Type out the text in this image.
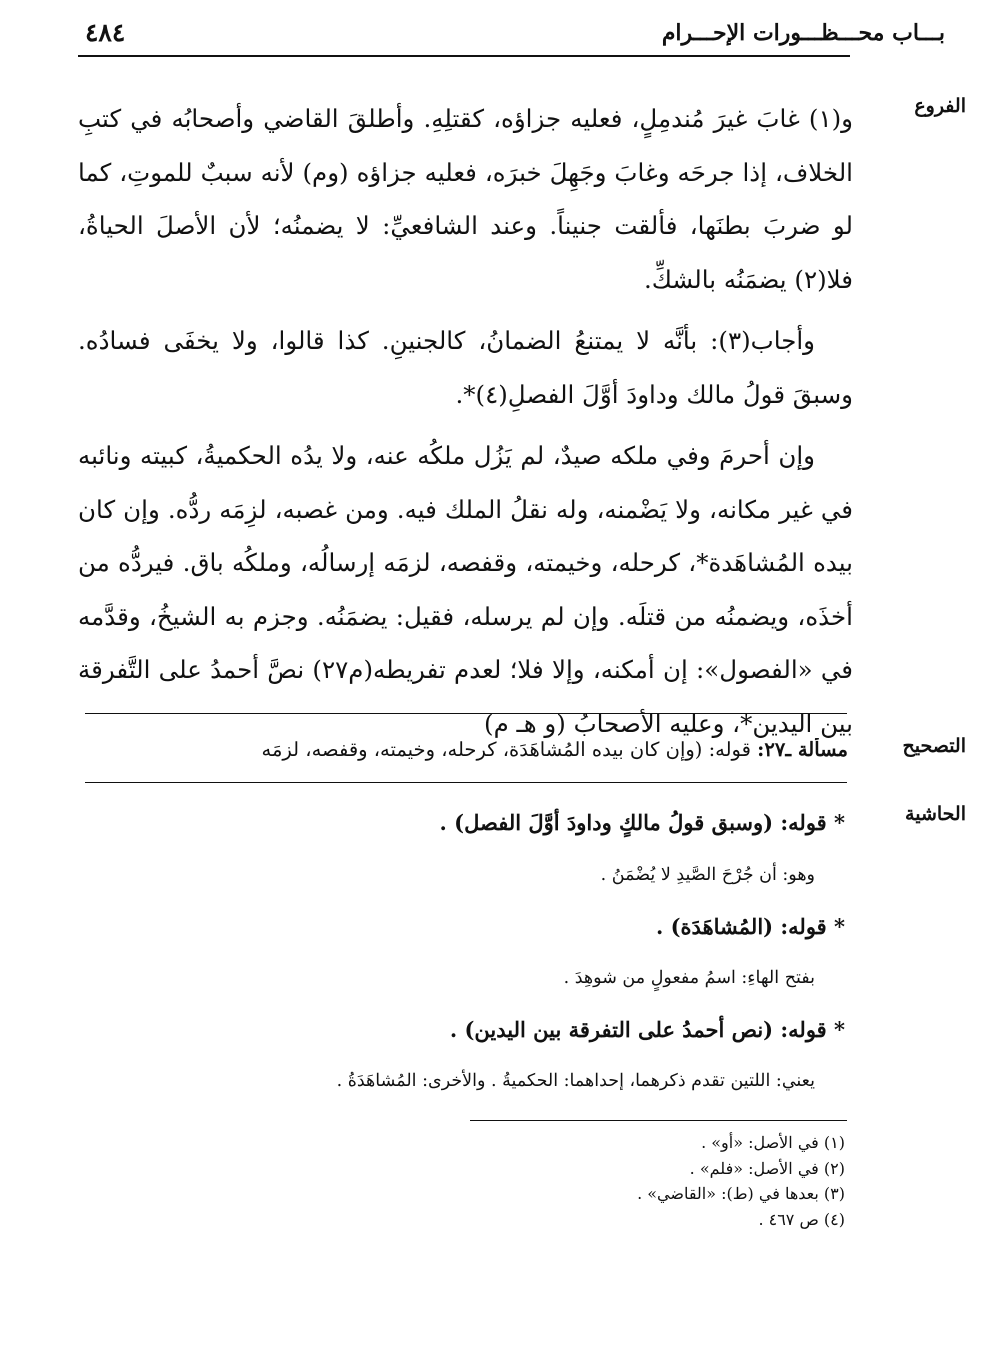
٤٨٤	بـــاب محـــظـــورات الإحـــرام
الفروع
التصحيح
الحاشية

و(١) غابَ غيرَ مُندمِلٍ، فعليه جزاؤه، كقتلِهِ. وأطلقَ القاضي وأصحابُه في كتبِ الخلاف، إذا جرحَه وغابَ وجَهِلَ خبرَه، فعليه جزاؤه (وم) لأنه سببٌ للموتِ، كما لو ضربَ بطنَها، فألقت جنيناً. وعند الشافعيِّ: لا يضمنُه؛ لأن الأصلَ الحياةُ، فلا(٢) يضمَنُه بالشكِّ.

وأجاب(٣): بأنَّه لا يمتنعُ الضمانُ، كالجنينِ. كذا قالوا، ولا يخفَى فسادُه. وسبقَ قولُ مالك وداودَ أوَّلَ الفصلِ(٤)*.

وإن أحرمَ وفي ملكه صيدٌ، لم يَزُل ملكُه عنه، ولا يدُه الحكميةُ، كبيته ونائبه في غير مكانه، ولا يَضْمنه، وله نقلُ الملك فيه. ومن غصبه، لزِمَه ردُّه. وإن كان بيده المُشاهَدة*، كرحله، وخيمته، وقفصه، لزمَه إرسالُه، وملكُه باق. فيردُّه من أخذَه، ويضمنُه من قتلَه. وإن لم يرسله، فقيل: يضمَنُه. وجزم به الشيخُ، وقدَّمه في «الفصول»: إن أمكنه، وإلا فلا؛ لعدم تفريطه(م٢٧) نصَّ أحمدُ على التَّفرقة بين اليدين*، وعليه الأصحابُ (و هـ م)

مسألة ـ٢٧: قوله: (وإن كان بيده المُشاهَدَة، كرحله، وخيمته، وقفصه، لزمَه
* قوله: (وسبق قولُ مالكٍ وداودَ أوَّلَ الفصل) .
وهو: أن جُرْحَ الصَّيدِ لا يُضْمَنُ .
* قوله: (المُشاهَدَة) .
بفتح الهاءِ: اسمُ مفعولٍ من شوهِدَ .
* قوله: (نص أحمدُ على التفرقة بين اليدين) .
يعني: اللتين تقدم ذكرهما، إحداهما: الحكميةُ . والأخرى: المُشاهَدَةُ .
(١) في الأصل: «أو» .
(٢) في الأصل: «فلم» .
(٣) بعدها في (ط): «القاضي» .
(٤) ص ٤٦٧ .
------------
# PROBLEM TO SOLVE:
Tally up the lines holding the string "قوله" in this listing, and report the total alone.

# WRITTEN SOLUTION:
4